Transcribe every line of the records below character for character, omitting the pictures.

##### WORKING DATA #####

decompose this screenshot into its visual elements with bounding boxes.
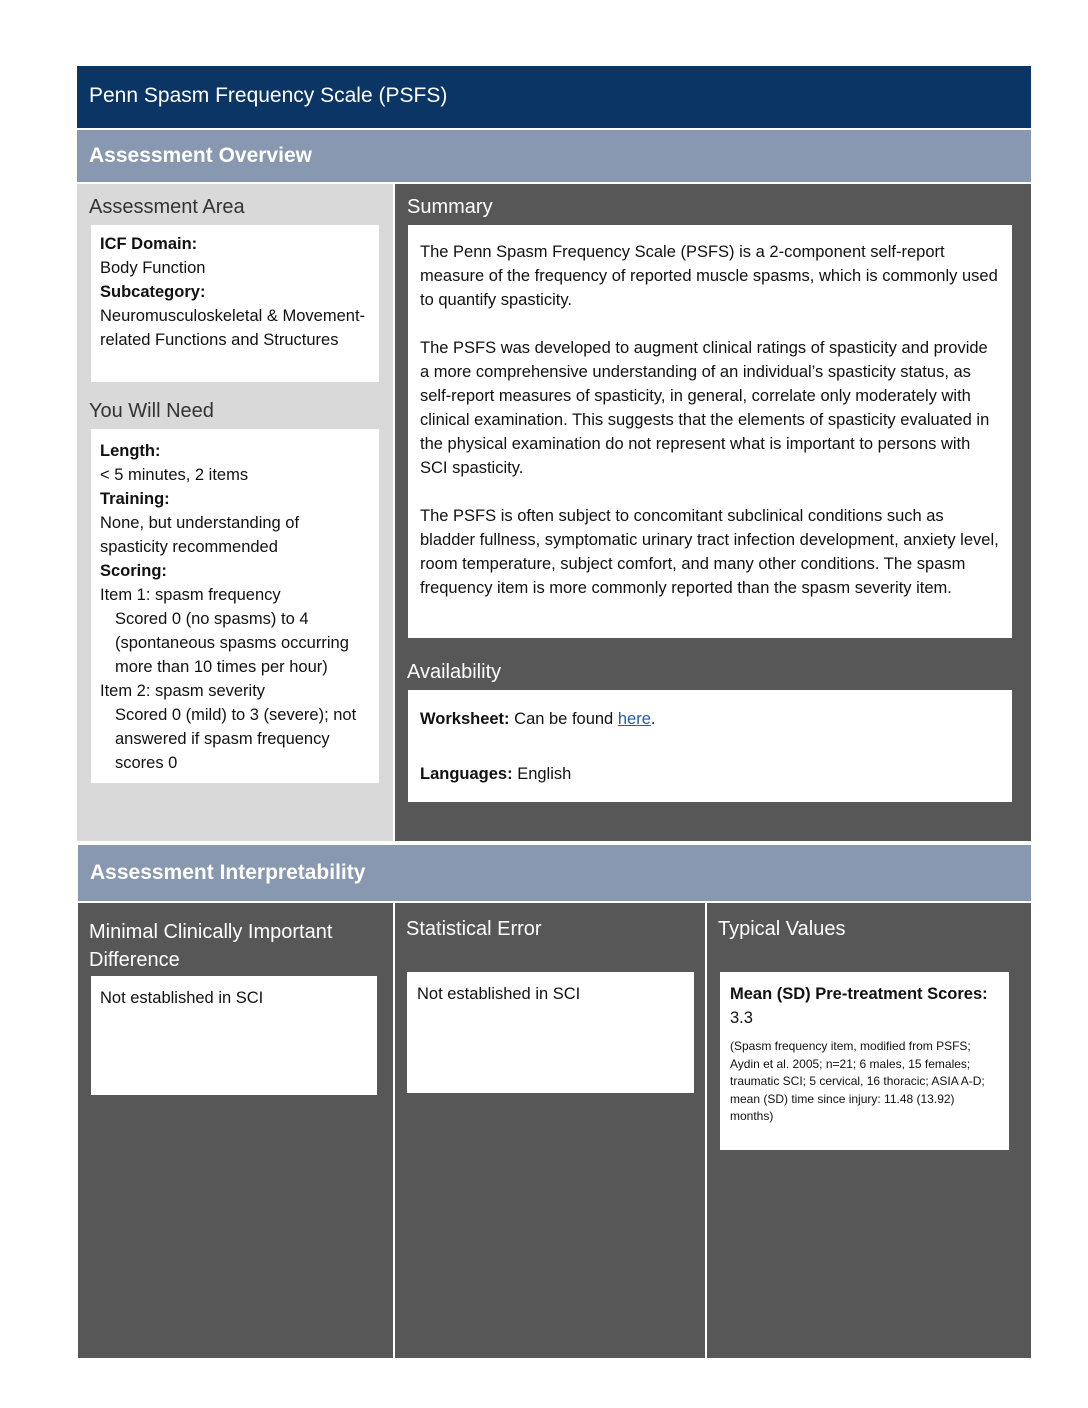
worksheet-period: . [650,710,656,728]
worksheet-link[interactable]: here [617,710,651,728]
mcid-card [91,976,377,1095]
mcid-value: Not established in SCI [100,989,264,1007]
summary-paragraph-2: The PSFS was developed to augment clinical ratings of spasticity and provide a more comprehensive understanding of an individual’s spasticity status, as self-report measures of spasticity, in general, correlate only moderately with clinical examination. This suggests that the elements of spasticity evaluated in the physical examination do not represent what is important to persons with SCI spasticity. [420,339,990,477]
icf-domain-label: ICF Domain: [100,235,198,253]
assessment-area-card [91,225,379,382]
summary-paragraph-1: The Penn Spasm Frequency Scale (PSFS) is a 2-component self-report measure of the frequency of reported muscle spasms, which is commonly used to quantify spasticity. [420,243,998,309]
typical-values-label: Mean (SD) Pre-treatment Scores: [730,985,988,1003]
subcategory-label: Subcategory: [100,283,206,301]
training-label: Training: [100,490,170,508]
typical-values-heading: Typical Values [718,918,846,940]
interpretability-section-bar [78,845,1031,901]
statistical-error-value: Not established in SCI [417,985,581,1003]
subcategory-value: Neuromusculoskeletal & Movement-related Functions and Structures [100,307,366,349]
typical-values-note: (Spasm frequency item, modified from PSFS; Aydin et al. 2005; n=21; 6 males, 15 females; traumatic SCI; 5 cervical, 16 thoracic; ASIA A-D; mean (SD) time since injury: 11.48 (13.92) months) [730,1039,985,1123]
summary-card [408,225,1012,638]
overview-left-panel [77,184,393,841]
summary-paragraph-3: The PSFS is often subject to concomitant subclinical conditions such as bladder fullness, symptomatic urinary tract infection development, anxiety level, room temperature, subject comfort, and many other conditions. The spasm frequency item is more commonly reported than the spasm severity item. [420,507,999,597]
scoring-label: Scoring: [100,562,167,580]
statistical-error-heading: Statistical Error [406,918,542,940]
overview-section-bar [77,130,1031,182]
scoring-item-1: Item 1: spasm frequency [100,586,281,604]
length-value: < 5 minutes, 2 items [100,466,249,484]
typical-values-panel [707,903,1031,1358]
you-will-need-card [91,429,379,783]
overview-right-panel [395,184,1031,841]
title-bar [77,66,1031,128]
length-label: Length: [100,442,161,460]
training-value: None, but understanding of spasticity recommended [100,514,300,556]
availability-heading: Availability [407,661,502,683]
scoring-item-2-detail: Scored 0 (mild) to 3 (severe); not answered if spasm frequency scores 0 [115,706,357,772]
page-title: Penn Spasm Frequency Scale (PSFS) [89,84,448,107]
languages-label: Languages: [420,765,513,783]
summary-heading: Summary [407,196,493,218]
assessment-area-heading: Assessment Area [89,196,245,218]
languages-value: English [517,765,572,783]
you-will-need-heading: You Will Need [89,400,214,422]
scoring-item-2: Item 2: spasm severity [100,682,266,700]
typical-values-score: 3.3 [730,1009,753,1027]
statistical-error-panel [395,903,705,1358]
worksheet-label: Worksheet: [420,710,510,728]
scoring-item-1-detail: Scored 0 (no spasms) to 4 (spontaneous spasms occurring more than 10 times per hour) [115,610,349,676]
typical-values-card [720,972,1009,1150]
worksheet-text: Can be found [514,710,614,728]
interpretability-heading: Assessment Interpretability [90,861,366,884]
mcid-panel [78,903,393,1358]
icf-domain-value: Body Function [100,259,206,277]
statistical-error-card [407,972,694,1093]
availability-card [408,690,1012,802]
mcid-heading: Minimal Clinically Important Difference [89,921,333,971]
overview-heading: Assessment Overview [89,144,312,167]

#####

* [SOLUTION]:
decompose this screenshot into its visual elements with bounding boxes.
worksheet-period: . [650,710,656,728]
worksheet-link[interactable]: here [617,710,651,728]
mcid-card [91,976,377,1095]
mcid-value: Not established in SCI [100,989,264,1007]
summary-paragraph-2: The PSFS was developed to augment clinical ratings of spasticity and provide a more comprehensive understanding of an individual’s spasticity status, as self-report measures of spasticity, in general, correlate only moderately with clinical examination. This suggests that the elements of spasticity evaluated in the physical examination do not represent what is important to persons with SCI spasticity. [420,339,990,477]
icf-domain-label: ICF Domain: [100,235,198,253]
assessment-area-card [91,225,379,382]
summary-paragraph-1: The Penn Spasm Frequency Scale (PSFS) is a 2-component self-report measure of the frequency of reported muscle spasms, which is commonly used to quantify spasticity. [420,243,998,309]
typical-values-label: Mean (SD) Pre-treatment Scores: [730,985,988,1003]
subcategory-label: Subcategory: [100,283,206,301]
training-label: Training: [100,490,170,508]
typical-values-heading: Typical Values [718,918,846,940]
interpretability-section-bar [78,845,1031,901]
statistical-error-value: Not established in SCI [417,985,581,1003]
subcategory-value: Neuromusculoskeletal & Movement-related Functions and Structures [100,307,366,349]
typical-values-note: (Spasm frequency item, modified from PSFS; Aydin et al. 2005; n=21; 6 males, 15 females; traumatic SCI; 5 cervical, 16 thoracic; ASIA A-D; mean (SD) time since injury: 11.48 (13.92) months) [730,1039,985,1123]
summary-card [408,225,1012,638]
overview-left-panel [77,184,393,841]
summary-paragraph-3: The PSFS is often subject to concomitant subclinical conditions such as bladder fullness, symptomatic urinary tract infection development, anxiety level, room temperature, subject comfort, and many other conditions. The spasm frequency item is more commonly reported than the spasm severity item. [420,507,999,597]
scoring-label: Scoring: [100,562,167,580]
statistical-error-heading: Statistical Error [406,918,542,940]
overview-section-bar [77,130,1031,182]
scoring-item-1: Item 1: spasm frequency [100,586,281,604]
length-value: < 5 minutes, 2 items [100,466,249,484]
typical-values-panel [707,903,1031,1358]
you-will-need-card [91,429,379,783]
overview-right-panel [395,184,1031,841]
title-bar [77,66,1031,128]
length-label: Length: [100,442,161,460]
training-value: None, but understanding of spasticity recommended [100,514,300,556]
availability-heading: Availability [407,661,502,683]
scoring-item-2-detail: Scored 0 (mild) to 3 (severe); not answered if spasm frequency scores 0 [115,706,357,772]
page-title: Penn Spasm Frequency Scale (PSFS) [89,84,448,107]
languages-label: Languages: [420,765,513,783]
summary-heading: Summary [407,196,493,218]
assessment-area-heading: Assessment Area [89,196,245,218]
languages-value: English [517,765,572,783]
you-will-need-heading: You Will Need [89,400,214,422]
scoring-item-2: Item 2: spasm severity [100,682,266,700]
typical-values-score: 3.3 [730,1009,753,1027]
statistical-error-panel [395,903,705,1358]
worksheet-label: Worksheet: [420,710,510,728]
scoring-item-1-detail: Scored 0 (no spasms) to 4 (spontaneous spasms occurring more than 10 times per hour) [115,610,349,676]
typical-values-card [720,972,1009,1150]
worksheet-text: Can be found [514,710,614,728]
interpretability-heading: Assessment Interpretability [90,861,366,884]
mcid-panel [78,903,393,1358]
icf-domain-value: Body Function [100,259,206,277]
statistical-error-card [407,972,694,1093]
availability-card [408,690,1012,802]
mcid-heading: Minimal Clinically Important Difference [89,921,333,971]
overview-heading: Assessment Overview [89,144,312,167]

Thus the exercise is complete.